Stated task: Show all lines of the listing that hold the word "混凝土强度检验评定标准".
Begin Supplied information
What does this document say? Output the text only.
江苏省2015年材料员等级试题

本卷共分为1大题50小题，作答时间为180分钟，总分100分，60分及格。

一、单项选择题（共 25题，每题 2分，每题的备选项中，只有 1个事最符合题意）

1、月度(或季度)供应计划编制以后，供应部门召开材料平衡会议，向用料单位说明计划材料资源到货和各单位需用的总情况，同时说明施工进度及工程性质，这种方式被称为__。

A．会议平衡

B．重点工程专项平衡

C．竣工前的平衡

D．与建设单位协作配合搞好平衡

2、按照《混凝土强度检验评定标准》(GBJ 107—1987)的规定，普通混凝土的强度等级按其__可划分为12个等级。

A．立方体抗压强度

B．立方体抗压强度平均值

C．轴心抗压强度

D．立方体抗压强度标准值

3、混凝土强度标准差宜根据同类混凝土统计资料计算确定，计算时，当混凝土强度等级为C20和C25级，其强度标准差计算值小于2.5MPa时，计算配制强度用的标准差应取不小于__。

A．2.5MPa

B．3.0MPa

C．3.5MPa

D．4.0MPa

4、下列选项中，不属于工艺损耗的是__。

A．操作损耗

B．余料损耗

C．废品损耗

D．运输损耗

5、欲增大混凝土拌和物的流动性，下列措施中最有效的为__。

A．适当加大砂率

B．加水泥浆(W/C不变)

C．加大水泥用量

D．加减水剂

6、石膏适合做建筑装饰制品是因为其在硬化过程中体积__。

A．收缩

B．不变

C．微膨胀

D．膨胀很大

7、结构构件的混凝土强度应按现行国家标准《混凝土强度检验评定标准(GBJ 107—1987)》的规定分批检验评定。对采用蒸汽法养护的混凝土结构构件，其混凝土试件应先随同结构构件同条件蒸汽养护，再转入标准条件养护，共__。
End Supplied information
Expected output:
2、按照《混凝土强度检验评定标准》(GBJ 107—1987)的规定，普通混凝土的强度等级按其__可划分为12个等级。
7、结构构件的混凝土强度应按现行国家标准《混凝土强度检验评定标准(GBJ 107—1987)》的规定分批检验评定。对采用蒸汽法养护的混凝土结构构件，其混凝土试件应先随同结构构件同条件蒸汽养护，再转入标准条件养护，共__。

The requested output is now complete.